**WRITTEN EXERCISE:** Filter the entries and keep only the lines where the string "JSON" appears.

-- Begin RECORDS SHOWN --

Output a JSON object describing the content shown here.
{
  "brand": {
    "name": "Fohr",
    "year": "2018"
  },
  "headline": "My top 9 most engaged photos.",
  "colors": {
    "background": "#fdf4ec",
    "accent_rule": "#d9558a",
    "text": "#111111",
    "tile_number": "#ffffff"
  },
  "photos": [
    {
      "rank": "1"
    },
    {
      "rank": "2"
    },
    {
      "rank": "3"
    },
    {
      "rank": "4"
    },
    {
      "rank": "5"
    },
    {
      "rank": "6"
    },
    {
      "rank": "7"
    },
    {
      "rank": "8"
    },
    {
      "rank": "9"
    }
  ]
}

-- End RECORDS SHOWN --
-- Begin RECORDS SHOWN --

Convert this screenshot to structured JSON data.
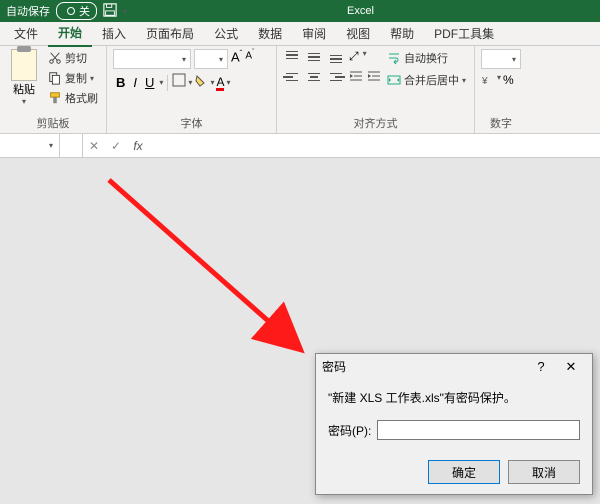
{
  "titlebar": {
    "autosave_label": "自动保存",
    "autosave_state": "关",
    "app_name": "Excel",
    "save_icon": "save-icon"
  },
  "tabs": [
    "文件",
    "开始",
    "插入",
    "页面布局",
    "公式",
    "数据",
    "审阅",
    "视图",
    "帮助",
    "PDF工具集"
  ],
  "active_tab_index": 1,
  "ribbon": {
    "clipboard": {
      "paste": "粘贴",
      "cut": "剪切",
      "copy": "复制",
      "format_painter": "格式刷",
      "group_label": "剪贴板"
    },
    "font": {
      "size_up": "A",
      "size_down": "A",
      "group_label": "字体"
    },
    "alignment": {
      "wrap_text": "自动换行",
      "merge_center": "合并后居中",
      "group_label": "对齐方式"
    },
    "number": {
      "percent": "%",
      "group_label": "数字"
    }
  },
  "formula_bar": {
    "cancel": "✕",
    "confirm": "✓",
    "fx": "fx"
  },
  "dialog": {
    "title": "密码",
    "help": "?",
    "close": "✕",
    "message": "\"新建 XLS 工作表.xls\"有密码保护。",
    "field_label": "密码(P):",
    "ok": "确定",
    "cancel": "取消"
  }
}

-- End RECORDS SHOWN --

**SOLVED EXERCISE:**
Output a JSON object describing the content shown here.
Convert this screenshot to structured JSON data.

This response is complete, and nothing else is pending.